● **What to work on**:
Set down the full listing exactly, character for character.

● **Information supplied**:
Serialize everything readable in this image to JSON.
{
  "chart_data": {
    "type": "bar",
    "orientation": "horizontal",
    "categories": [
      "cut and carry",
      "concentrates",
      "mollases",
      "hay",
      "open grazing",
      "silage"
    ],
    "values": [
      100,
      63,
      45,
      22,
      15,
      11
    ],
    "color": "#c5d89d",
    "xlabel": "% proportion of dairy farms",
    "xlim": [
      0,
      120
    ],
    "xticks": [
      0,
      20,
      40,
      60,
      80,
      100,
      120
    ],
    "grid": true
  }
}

● **Exercise output**:
Serialize everything readable in this image to JSON.
{
  "chart_data": {
    "type": "bar",
    "orientation": "horizontal",
    "categories": [
      "cut and carry",
      "concentrates",
      "mollases",
      "hay",
      "open grazing",
      "silage"
    ],
    "values": [
      100,
      63,
      45,
      22,
      15,
      11
    ],
    "color": "#c5d89d",
    "xlabel": "% proportion of dairy farms",
    "xlim": [
      0,
      120
    ],
    "xticks": [
      0,
      20,
      40,
      60,
      80,
      100,
      120
    ],
    "grid": true
  }
}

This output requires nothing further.